The data:

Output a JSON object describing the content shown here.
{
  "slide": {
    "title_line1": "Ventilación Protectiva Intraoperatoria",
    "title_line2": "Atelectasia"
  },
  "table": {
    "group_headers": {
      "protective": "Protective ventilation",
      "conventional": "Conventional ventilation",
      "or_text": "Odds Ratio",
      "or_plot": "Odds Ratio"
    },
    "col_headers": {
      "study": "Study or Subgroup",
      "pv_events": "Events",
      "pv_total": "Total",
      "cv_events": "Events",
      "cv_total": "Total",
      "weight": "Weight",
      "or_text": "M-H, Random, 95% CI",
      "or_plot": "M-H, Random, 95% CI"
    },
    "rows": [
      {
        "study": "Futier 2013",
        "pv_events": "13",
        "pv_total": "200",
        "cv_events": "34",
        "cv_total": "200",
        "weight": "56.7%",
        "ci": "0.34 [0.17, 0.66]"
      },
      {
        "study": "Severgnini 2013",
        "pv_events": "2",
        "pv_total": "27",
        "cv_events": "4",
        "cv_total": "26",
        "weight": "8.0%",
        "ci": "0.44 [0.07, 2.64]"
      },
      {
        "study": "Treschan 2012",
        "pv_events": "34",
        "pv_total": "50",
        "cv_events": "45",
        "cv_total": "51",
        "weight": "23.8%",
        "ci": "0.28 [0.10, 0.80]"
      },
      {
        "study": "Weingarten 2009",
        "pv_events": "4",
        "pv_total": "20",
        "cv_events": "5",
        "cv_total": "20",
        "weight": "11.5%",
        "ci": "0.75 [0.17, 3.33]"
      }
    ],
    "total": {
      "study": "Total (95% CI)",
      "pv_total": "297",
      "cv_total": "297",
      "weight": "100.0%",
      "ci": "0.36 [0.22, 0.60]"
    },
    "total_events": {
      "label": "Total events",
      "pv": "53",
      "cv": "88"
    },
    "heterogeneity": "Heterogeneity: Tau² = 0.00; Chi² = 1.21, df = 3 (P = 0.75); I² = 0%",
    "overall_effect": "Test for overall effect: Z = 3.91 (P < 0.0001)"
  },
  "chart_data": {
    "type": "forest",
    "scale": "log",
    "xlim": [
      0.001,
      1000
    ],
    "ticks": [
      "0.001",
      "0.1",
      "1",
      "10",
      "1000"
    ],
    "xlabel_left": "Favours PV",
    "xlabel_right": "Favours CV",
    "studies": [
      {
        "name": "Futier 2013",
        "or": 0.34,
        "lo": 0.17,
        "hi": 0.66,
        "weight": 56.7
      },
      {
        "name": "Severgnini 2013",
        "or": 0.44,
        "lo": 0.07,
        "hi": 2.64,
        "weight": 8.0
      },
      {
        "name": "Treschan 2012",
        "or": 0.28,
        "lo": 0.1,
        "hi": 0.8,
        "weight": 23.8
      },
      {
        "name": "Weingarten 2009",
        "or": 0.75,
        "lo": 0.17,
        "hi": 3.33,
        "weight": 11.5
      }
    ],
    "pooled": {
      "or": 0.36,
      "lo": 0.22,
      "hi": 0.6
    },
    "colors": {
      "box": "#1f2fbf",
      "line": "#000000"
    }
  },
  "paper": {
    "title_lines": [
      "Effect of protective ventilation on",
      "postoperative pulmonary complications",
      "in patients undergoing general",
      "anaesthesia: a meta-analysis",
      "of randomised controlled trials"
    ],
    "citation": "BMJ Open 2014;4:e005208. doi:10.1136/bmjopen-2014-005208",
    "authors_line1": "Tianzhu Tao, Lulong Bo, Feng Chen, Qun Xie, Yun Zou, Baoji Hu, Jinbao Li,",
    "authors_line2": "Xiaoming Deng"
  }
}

What to do:
From the records above, pull every line that has the string "Ratio" and copy it.

Answer to the exercise:
      "or_text": "Odds Ratio",
      "or_plot": "Odds Ratio"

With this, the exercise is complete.